Stored data entries

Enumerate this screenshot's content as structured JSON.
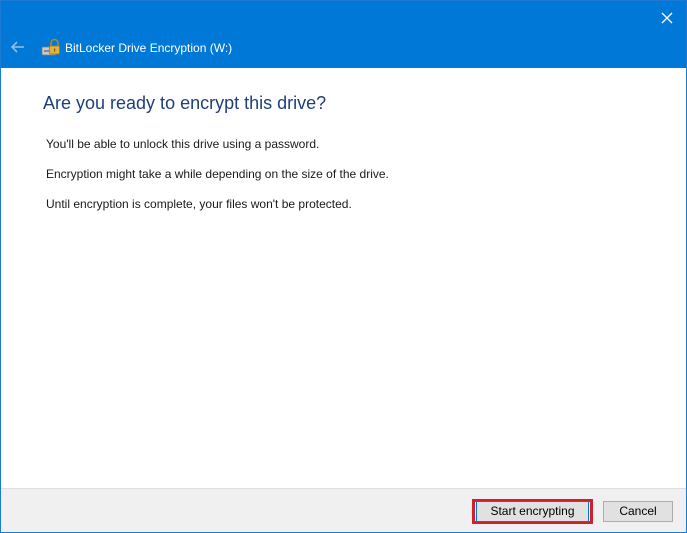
{
  "window": {
    "title": "BitLocker Drive Encryption (W:)",
    "accent_color": "#0078d7",
    "title_text_color": "#ffffff",
    "icons": {
      "close": "close-icon",
      "back": "back-arrow-icon",
      "app": "bitlocker-drive-icon"
    }
  },
  "main": {
    "heading": "Are you ready to encrypt this drive?",
    "heading_color": "#1e3f7a",
    "lines": [
      "You'll be able to unlock this drive using a password.",
      "Encryption might take a while depending on the size of the drive.",
      "Until encryption is complete, your files won't be protected."
    ]
  },
  "footer": {
    "start_button_label": "Start encrypting",
    "cancel_button_label": "Cancel",
    "highlight_color": "#d0202a"
  }
}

### Written instruction
Pictures in the records should not appear in your copy, but everything else must be transcribed exactly.

### Solution
Enumerate this screenshot's content as structured JSON.
{
  "window": {
    "title": "BitLocker Drive Encryption (W:)",
    "accent_color": "#0078d7",
    "title_text_color": "#ffffff",
    "icons": {
      "close": "close-icon",
      "back": "back-arrow-icon",
      "app": "bitlocker-drive-icon"
    }
  },
  "main": {
    "heading": "Are you ready to encrypt this drive?",
    "heading_color": "#1e3f7a",
    "lines": [
      "You'll be able to unlock this drive using a password.",
      "Encryption might take a while depending on the size of the drive.",
      "Until encryption is complete, your files won't be protected."
    ]
  },
  "footer": {
    "start_button_label": "Start encrypting",
    "cancel_button_label": "Cancel",
    "highlight_color": "#d0202a"
  }
}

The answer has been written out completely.